--- START ---

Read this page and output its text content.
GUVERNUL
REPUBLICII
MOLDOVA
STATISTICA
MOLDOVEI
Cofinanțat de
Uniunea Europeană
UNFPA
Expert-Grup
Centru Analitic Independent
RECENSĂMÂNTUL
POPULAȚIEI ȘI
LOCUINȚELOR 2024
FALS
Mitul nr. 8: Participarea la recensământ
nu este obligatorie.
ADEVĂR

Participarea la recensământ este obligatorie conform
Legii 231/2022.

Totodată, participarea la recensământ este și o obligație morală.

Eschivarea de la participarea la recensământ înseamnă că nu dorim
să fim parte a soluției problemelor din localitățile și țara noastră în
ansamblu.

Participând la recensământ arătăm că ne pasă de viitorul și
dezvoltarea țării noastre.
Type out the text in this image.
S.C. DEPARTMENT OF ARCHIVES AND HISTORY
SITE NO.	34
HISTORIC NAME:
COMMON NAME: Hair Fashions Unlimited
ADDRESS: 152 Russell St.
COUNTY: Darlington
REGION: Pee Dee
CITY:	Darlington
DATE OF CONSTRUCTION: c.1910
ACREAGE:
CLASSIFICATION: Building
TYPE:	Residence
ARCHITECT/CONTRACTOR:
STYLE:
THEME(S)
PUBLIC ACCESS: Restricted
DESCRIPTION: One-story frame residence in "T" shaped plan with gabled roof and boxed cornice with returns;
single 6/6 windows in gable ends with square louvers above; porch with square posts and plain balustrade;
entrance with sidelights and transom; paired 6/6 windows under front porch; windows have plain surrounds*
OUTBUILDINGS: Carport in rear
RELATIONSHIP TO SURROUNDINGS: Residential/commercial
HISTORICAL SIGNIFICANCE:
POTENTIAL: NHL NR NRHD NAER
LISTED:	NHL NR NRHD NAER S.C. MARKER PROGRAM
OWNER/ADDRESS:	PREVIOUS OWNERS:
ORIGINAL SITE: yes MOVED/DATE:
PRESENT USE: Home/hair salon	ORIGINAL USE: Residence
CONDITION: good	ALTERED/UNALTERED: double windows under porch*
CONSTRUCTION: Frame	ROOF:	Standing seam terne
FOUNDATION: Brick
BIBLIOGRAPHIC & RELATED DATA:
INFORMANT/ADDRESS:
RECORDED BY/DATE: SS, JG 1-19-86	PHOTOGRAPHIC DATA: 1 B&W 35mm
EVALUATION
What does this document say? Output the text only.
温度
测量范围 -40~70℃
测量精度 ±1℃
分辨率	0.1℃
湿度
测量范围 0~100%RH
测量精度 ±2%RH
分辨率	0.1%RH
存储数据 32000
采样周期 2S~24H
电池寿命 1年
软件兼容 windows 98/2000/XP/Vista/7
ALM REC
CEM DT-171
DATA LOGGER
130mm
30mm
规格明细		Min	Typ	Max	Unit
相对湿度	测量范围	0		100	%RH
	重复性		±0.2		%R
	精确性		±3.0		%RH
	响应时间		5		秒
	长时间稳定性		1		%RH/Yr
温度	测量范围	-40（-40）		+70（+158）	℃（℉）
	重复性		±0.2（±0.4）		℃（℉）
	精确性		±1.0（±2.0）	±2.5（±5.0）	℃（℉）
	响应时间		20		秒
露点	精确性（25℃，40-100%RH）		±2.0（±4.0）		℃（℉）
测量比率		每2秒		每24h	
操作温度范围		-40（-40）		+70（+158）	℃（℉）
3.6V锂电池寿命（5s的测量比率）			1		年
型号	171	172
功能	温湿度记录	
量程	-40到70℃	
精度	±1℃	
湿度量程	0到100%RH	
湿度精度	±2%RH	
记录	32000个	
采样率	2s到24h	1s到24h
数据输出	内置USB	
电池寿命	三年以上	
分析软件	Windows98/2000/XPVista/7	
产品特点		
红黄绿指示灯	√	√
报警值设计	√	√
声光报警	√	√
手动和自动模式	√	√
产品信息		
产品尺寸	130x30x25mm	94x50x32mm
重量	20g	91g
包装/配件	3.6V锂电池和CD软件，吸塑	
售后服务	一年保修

--- END ---

Short problem: Lines containing the word "obligatorie" are to be counted in the listing; state their number alone.

Completed task: 2